Rewrite these rows with every "background-splotch" changed to "decorative-blob" and everything else left the same.
Start
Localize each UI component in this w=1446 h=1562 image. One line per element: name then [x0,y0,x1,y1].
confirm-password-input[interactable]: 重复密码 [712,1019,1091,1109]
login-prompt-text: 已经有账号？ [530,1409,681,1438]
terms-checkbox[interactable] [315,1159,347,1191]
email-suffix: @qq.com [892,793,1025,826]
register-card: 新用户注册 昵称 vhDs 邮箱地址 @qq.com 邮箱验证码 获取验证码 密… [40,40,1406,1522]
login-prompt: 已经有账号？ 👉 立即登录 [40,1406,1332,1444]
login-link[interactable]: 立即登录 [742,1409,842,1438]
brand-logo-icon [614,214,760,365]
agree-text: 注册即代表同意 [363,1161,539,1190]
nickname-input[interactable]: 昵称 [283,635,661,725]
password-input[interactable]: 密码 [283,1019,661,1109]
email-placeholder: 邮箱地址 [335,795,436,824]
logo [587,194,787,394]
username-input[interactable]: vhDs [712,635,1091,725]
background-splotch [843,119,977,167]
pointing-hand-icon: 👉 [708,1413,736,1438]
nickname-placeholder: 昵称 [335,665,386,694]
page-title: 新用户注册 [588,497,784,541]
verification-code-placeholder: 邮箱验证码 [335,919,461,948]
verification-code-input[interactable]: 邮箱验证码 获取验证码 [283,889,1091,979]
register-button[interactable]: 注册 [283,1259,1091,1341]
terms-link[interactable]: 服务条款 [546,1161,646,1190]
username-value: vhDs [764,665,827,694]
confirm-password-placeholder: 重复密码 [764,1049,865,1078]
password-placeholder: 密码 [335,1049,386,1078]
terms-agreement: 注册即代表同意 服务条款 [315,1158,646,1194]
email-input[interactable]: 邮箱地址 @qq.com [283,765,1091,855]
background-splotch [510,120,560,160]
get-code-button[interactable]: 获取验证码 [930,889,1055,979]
End
### Solved exercise
Localize each UI component in this w=1446 h=1562 image. One line per element: name then [x0,y0,x1,y1].
confirm-password-input[interactable]: 重复密码 [712,1019,1091,1109]
login-prompt-text: 已经有账号？ [530,1409,681,1438]
terms-checkbox[interactable] [315,1159,347,1191]
email-suffix: @qq.com [892,793,1025,826]
register-card: 新用户注册 昵称 vhDs 邮箱地址 @qq.com 邮箱验证码 获取验证码 密… [40,40,1406,1522]
login-prompt: 已经有账号？ 👉 立即登录 [40,1406,1332,1444]
login-link[interactable]: 立即登录 [742,1409,842,1438]
brand-logo-icon [614,214,760,365]
agree-text: 注册即代表同意 [363,1161,539,1190]
nickname-input[interactable]: 昵称 [283,635,661,725]
password-input[interactable]: 密码 [283,1019,661,1109]
email-placeholder: 邮箱地址 [335,795,436,824]
logo [587,194,787,394]
username-input[interactable]: vhDs [712,635,1091,725]
decorative-blob [843,119,977,167]
pointing-hand-icon: 👉 [708,1413,736,1438]
nickname-placeholder: 昵称 [335,665,386,694]
page-title: 新用户注册 [588,497,784,541]
verification-code-placeholder: 邮箱验证码 [335,919,461,948]
verification-code-input[interactable]: 邮箱验证码 获取验证码 [283,889,1091,979]
register-button[interactable]: 注册 [283,1259,1091,1341]
terms-link[interactable]: 服务条款 [546,1161,646,1190]
username-value: vhDs [764,665,827,694]
confirm-password-placeholder: 重复密码 [764,1049,865,1078]
password-placeholder: 密码 [335,1049,386,1078]
terms-agreement: 注册即代表同意 服务条款 [315,1158,646,1194]
email-input[interactable]: 邮箱地址 @qq.com [283,765,1091,855]
decorative-blob [510,120,560,160]
get-code-button[interactable]: 获取验证码 [930,889,1055,979]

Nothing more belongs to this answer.